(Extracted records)

— start —

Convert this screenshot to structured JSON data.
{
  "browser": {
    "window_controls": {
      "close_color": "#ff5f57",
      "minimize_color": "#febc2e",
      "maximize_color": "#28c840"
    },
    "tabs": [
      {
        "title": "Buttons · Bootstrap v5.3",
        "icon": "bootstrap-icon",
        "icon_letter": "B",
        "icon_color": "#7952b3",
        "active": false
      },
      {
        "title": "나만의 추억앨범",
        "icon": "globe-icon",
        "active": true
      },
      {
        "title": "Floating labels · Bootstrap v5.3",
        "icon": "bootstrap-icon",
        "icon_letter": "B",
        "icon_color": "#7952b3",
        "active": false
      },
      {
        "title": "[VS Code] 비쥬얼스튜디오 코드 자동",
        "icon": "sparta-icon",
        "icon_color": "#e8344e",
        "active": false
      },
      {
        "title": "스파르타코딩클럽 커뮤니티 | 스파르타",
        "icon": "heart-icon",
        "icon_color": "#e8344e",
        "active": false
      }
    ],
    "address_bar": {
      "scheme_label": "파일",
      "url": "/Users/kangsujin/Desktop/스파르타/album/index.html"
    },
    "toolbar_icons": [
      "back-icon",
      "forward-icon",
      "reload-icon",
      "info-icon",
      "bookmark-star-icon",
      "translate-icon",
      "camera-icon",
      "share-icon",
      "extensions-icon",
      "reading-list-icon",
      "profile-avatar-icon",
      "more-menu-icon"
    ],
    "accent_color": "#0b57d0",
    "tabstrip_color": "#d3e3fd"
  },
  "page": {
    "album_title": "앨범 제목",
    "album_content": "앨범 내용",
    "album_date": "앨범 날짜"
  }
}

— end —
— start —

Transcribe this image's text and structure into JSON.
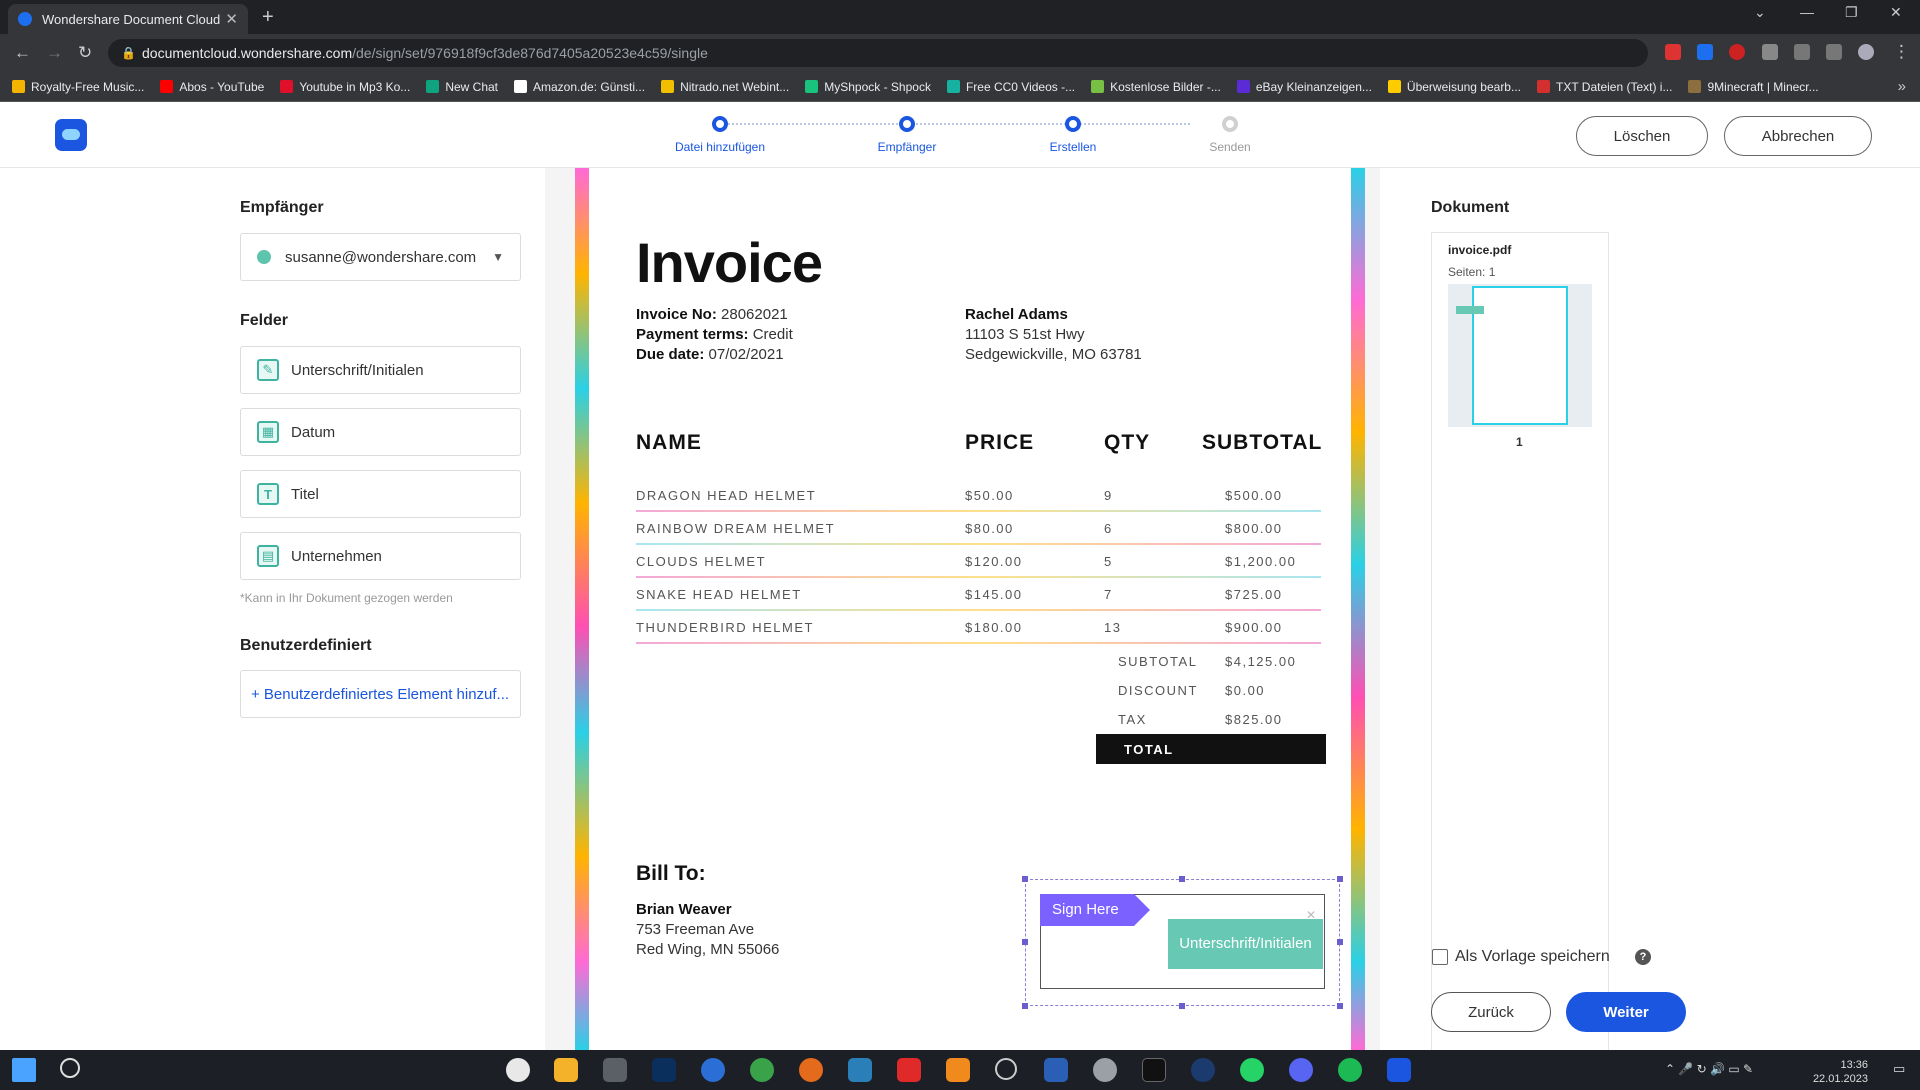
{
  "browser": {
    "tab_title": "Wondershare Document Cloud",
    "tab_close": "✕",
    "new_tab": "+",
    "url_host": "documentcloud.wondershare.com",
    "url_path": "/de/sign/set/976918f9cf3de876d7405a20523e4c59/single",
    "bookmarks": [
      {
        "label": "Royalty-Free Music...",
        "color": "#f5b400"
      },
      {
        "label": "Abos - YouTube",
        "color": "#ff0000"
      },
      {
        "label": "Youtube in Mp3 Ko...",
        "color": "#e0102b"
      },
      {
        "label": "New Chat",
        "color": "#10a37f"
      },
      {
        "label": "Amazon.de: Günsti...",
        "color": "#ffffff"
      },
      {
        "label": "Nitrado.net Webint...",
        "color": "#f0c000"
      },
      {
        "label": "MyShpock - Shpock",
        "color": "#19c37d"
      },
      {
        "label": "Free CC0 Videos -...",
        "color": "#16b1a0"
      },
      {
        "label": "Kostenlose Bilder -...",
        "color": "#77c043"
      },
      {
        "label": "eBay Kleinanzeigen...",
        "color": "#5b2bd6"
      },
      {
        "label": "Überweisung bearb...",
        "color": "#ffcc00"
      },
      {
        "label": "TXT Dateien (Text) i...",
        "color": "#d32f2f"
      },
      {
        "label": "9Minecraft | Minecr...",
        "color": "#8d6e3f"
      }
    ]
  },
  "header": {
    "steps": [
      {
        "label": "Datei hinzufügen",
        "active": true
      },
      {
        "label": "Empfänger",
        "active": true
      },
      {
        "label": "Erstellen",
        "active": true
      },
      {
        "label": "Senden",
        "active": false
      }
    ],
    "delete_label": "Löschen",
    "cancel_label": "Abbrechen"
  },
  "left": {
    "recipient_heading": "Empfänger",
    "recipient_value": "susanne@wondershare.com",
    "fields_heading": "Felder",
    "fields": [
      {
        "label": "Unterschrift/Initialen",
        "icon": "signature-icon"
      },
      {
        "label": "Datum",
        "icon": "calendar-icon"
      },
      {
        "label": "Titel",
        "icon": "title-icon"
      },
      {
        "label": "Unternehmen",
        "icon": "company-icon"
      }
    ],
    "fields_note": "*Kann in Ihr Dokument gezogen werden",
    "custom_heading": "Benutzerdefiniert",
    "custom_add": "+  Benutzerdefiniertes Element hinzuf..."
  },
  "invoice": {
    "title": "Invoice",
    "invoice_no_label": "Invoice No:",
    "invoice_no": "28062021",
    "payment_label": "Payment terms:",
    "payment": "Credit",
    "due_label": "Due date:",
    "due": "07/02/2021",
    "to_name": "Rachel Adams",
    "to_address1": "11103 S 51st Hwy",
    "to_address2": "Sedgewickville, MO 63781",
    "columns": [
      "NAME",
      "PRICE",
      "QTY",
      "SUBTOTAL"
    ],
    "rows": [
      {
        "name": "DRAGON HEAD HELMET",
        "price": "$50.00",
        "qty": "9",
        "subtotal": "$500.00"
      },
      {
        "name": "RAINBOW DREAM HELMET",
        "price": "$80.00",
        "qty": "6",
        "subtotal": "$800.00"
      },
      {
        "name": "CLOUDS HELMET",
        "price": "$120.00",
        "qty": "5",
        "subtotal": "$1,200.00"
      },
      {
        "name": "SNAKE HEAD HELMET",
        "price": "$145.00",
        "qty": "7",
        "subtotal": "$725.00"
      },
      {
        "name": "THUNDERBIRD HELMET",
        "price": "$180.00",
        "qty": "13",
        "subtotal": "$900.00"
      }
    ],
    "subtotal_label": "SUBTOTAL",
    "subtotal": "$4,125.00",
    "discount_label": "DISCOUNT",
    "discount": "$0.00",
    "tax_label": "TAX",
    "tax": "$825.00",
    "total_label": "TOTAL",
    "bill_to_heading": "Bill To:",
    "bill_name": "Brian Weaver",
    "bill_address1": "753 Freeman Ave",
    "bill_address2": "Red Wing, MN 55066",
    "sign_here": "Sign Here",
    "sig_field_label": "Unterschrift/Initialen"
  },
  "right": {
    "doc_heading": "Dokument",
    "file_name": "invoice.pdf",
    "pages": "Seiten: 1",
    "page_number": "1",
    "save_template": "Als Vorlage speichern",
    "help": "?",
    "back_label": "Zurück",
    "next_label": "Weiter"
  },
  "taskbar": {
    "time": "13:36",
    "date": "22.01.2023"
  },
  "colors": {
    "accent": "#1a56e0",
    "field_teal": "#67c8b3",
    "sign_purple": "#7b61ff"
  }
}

— end —
— start —

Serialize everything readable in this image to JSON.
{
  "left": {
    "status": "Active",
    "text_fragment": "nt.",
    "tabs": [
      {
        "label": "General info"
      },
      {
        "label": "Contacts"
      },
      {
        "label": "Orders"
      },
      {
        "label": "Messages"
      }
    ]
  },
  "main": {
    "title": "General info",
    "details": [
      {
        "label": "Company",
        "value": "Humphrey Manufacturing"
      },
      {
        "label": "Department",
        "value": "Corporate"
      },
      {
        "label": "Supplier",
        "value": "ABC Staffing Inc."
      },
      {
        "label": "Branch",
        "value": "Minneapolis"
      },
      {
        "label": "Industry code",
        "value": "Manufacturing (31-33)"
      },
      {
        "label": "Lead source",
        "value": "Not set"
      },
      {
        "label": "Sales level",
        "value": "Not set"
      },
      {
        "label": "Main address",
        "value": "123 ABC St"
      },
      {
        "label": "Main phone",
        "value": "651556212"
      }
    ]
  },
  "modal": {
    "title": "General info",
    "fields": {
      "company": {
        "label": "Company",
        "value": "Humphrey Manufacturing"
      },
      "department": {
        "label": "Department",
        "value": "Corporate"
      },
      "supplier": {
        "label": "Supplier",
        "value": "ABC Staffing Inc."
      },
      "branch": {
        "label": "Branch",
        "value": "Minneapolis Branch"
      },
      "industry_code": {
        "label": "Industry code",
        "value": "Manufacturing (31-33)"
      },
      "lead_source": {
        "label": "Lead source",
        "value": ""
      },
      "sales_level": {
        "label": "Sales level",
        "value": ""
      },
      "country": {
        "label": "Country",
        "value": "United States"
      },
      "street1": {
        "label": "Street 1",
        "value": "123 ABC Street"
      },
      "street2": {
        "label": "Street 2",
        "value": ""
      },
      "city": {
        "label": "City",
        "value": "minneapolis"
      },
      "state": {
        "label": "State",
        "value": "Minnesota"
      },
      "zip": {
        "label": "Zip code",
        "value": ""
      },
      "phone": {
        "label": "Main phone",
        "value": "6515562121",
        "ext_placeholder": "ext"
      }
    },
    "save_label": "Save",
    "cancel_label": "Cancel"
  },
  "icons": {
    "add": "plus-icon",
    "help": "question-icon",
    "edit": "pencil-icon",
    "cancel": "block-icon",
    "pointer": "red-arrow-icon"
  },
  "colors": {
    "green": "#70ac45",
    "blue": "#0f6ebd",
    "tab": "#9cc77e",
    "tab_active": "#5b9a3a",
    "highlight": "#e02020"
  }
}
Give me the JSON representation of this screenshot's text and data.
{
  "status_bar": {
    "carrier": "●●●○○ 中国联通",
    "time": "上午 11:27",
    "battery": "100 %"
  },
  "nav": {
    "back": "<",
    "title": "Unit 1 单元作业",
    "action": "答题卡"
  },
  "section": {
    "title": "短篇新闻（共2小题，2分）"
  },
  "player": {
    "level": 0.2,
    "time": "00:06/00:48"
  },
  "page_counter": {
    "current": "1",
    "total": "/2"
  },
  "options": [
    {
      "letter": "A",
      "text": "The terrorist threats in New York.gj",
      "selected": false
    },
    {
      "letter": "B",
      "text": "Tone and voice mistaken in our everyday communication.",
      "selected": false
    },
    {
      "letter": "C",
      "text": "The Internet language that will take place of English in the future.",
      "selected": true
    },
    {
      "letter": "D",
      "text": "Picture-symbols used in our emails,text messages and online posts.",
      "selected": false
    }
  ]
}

— end —

§ **Exercise objective**: Extract each line from the entries above that contains the string "Unterschrift".

§ **Written reply**:
        "label": "Unterschrift/Initialen",
    "sig_field_label": "Unterschrift/Initialen"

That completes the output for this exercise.